··· Dataset content ···

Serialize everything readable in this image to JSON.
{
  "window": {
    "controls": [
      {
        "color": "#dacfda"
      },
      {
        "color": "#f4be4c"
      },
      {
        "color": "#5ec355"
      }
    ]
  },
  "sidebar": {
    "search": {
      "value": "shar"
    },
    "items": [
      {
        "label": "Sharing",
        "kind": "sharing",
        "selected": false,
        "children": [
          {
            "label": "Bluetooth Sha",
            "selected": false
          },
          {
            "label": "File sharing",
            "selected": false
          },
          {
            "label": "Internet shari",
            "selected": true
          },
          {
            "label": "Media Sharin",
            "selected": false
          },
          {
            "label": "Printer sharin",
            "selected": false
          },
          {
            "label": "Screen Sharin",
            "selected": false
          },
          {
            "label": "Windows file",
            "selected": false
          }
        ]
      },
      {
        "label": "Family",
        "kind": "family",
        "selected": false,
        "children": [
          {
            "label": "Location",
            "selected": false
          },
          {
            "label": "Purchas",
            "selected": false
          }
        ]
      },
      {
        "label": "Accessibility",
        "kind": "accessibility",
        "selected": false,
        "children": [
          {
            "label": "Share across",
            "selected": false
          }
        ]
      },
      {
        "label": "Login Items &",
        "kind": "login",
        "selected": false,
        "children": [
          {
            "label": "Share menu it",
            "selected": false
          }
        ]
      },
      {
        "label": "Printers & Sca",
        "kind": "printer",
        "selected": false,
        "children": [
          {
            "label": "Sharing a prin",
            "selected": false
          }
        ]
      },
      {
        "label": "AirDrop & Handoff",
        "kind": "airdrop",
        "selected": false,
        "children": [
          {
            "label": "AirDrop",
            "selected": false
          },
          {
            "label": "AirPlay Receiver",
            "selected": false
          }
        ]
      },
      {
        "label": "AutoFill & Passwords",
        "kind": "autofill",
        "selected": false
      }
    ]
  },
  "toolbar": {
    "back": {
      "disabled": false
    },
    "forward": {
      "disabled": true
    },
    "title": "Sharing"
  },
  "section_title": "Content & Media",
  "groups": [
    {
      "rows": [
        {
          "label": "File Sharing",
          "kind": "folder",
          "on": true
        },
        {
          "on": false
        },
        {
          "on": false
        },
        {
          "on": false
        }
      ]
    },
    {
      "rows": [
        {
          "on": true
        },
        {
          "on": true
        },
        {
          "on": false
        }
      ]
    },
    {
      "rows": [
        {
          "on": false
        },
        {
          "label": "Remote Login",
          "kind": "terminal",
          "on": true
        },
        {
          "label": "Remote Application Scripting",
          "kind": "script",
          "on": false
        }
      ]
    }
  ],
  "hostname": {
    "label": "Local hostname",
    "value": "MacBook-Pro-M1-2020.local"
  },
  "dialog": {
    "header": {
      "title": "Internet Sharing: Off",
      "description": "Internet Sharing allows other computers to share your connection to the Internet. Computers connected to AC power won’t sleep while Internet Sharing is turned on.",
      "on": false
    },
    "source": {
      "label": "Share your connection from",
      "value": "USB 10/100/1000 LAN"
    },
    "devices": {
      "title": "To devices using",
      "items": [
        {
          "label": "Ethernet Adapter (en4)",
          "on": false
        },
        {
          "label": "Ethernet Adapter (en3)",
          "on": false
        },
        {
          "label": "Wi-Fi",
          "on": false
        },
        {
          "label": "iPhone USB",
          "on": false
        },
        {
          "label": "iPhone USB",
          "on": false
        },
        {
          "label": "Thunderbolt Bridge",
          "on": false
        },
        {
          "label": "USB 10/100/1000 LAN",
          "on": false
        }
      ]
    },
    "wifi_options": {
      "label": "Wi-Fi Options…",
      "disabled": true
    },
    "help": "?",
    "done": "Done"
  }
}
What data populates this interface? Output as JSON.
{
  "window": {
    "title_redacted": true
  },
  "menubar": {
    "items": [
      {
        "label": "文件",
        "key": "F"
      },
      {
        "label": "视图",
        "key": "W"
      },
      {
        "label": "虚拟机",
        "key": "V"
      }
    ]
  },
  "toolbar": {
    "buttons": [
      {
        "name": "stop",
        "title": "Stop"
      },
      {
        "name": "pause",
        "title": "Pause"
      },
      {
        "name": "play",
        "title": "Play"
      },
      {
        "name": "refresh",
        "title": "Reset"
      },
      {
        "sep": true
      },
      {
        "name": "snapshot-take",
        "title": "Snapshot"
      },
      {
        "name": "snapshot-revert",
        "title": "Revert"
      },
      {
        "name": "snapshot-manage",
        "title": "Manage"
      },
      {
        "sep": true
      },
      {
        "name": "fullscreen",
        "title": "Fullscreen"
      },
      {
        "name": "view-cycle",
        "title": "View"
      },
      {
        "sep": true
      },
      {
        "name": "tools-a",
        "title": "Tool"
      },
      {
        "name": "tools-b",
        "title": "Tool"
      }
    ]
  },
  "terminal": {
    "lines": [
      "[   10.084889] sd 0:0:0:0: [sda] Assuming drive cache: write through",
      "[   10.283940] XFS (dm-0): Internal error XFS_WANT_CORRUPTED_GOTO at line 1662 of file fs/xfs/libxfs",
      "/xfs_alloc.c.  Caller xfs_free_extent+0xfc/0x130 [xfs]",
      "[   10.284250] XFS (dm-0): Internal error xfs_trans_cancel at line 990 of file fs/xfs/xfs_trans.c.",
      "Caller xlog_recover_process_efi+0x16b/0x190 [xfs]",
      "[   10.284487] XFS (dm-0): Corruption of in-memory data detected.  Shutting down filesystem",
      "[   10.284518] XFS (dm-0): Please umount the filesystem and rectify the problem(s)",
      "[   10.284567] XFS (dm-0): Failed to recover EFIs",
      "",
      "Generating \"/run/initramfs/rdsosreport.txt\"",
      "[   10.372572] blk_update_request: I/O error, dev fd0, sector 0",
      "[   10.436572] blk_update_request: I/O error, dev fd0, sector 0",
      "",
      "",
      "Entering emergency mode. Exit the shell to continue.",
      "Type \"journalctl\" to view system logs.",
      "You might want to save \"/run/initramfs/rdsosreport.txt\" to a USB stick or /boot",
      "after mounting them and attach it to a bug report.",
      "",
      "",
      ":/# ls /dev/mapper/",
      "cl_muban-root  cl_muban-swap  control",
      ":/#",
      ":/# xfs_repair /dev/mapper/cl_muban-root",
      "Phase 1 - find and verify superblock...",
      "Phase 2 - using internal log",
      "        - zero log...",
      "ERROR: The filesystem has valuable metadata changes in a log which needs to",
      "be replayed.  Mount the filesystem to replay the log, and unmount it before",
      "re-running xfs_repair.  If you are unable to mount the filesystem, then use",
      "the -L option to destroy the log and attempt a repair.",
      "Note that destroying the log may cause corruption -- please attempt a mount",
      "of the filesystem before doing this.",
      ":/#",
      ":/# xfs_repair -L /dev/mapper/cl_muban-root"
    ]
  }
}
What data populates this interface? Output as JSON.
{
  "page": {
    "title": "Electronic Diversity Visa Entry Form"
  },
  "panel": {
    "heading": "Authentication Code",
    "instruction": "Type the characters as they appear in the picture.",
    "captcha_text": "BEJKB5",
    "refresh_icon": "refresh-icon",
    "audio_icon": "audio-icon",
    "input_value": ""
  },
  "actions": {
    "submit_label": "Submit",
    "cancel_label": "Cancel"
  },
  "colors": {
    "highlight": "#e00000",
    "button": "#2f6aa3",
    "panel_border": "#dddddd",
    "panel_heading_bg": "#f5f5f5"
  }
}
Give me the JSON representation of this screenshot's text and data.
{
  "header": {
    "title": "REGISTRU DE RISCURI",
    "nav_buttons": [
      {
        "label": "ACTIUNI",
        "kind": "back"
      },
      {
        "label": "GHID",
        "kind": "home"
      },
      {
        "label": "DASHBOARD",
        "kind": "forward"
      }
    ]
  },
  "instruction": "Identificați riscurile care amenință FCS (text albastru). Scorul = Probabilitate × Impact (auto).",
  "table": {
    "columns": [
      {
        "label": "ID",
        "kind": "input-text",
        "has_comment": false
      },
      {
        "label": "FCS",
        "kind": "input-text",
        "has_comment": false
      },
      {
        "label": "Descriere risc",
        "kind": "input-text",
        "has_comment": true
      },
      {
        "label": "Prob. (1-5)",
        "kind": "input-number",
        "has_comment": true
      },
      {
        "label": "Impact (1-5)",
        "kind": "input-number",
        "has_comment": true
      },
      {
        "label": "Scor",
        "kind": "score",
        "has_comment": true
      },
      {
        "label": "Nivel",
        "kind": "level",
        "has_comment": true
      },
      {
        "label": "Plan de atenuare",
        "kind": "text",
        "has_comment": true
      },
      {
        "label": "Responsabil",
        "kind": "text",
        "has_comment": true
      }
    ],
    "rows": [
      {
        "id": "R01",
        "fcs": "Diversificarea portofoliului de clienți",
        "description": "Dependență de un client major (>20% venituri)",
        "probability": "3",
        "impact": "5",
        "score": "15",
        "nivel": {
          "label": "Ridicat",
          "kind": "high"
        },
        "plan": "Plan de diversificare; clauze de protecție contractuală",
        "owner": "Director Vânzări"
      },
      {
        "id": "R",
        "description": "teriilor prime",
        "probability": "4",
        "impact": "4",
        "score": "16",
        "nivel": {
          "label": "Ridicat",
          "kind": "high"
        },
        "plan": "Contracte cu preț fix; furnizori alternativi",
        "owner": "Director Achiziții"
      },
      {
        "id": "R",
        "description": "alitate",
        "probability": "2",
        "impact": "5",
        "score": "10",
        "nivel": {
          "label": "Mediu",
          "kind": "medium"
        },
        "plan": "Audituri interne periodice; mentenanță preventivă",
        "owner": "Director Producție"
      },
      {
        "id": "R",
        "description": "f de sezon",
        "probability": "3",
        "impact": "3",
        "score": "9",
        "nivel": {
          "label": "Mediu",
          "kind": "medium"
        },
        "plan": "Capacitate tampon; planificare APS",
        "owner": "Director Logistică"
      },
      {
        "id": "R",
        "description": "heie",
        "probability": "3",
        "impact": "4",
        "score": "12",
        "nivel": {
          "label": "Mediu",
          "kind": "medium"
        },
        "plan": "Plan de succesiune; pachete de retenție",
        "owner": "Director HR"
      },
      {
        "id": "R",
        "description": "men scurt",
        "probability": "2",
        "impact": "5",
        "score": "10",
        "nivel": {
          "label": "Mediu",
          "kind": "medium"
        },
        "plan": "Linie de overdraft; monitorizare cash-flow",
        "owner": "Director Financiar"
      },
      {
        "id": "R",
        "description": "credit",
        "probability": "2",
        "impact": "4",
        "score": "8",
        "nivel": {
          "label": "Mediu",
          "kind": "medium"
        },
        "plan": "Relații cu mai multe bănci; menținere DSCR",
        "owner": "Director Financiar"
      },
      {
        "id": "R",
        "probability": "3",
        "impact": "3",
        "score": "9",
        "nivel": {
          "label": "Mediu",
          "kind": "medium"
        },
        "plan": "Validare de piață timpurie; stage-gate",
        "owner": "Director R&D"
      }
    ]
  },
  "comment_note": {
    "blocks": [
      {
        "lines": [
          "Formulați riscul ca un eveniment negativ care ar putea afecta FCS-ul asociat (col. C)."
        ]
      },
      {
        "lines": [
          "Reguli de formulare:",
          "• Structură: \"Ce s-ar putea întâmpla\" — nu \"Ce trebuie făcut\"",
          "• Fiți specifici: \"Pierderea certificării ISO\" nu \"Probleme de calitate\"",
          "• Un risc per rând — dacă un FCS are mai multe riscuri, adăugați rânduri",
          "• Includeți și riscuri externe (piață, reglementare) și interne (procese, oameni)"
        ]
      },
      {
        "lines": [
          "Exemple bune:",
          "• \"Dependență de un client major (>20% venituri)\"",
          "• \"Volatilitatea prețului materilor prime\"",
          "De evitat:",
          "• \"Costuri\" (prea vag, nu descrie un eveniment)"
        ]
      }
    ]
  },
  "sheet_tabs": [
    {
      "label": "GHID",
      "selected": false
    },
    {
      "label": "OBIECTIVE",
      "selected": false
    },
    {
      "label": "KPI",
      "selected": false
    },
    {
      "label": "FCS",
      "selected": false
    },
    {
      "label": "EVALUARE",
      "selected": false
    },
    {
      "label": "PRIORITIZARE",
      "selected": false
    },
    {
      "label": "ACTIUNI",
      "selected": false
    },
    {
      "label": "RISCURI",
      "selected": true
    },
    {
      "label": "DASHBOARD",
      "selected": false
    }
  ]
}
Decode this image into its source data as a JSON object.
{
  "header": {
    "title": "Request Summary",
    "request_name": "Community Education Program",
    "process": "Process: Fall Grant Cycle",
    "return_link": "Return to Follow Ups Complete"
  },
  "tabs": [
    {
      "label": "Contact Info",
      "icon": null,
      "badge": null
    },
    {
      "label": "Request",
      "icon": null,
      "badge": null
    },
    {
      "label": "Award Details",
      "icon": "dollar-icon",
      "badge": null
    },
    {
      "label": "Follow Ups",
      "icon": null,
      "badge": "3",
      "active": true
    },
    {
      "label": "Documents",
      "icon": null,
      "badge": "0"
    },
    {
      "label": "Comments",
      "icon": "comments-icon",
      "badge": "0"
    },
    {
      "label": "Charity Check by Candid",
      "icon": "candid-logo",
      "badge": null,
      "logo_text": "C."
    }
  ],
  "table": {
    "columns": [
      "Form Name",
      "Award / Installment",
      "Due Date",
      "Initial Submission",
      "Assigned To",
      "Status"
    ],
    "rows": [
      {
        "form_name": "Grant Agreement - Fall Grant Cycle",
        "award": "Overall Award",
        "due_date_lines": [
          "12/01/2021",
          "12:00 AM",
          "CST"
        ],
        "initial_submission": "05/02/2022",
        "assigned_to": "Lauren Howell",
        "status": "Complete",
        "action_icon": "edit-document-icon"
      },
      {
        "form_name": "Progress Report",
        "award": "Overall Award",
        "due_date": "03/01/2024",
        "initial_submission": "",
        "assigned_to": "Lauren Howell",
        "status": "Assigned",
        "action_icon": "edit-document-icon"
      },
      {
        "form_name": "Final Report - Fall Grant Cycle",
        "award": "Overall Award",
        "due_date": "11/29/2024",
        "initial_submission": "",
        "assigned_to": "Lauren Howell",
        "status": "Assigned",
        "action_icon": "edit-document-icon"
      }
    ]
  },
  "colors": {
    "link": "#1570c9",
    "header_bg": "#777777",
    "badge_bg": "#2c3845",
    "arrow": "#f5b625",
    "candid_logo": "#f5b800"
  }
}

···

## Required work
Pull out every line containing "Complete".

## Task output
    "return_link": "Return to Follow Ups Complete"
        "status": "Complete",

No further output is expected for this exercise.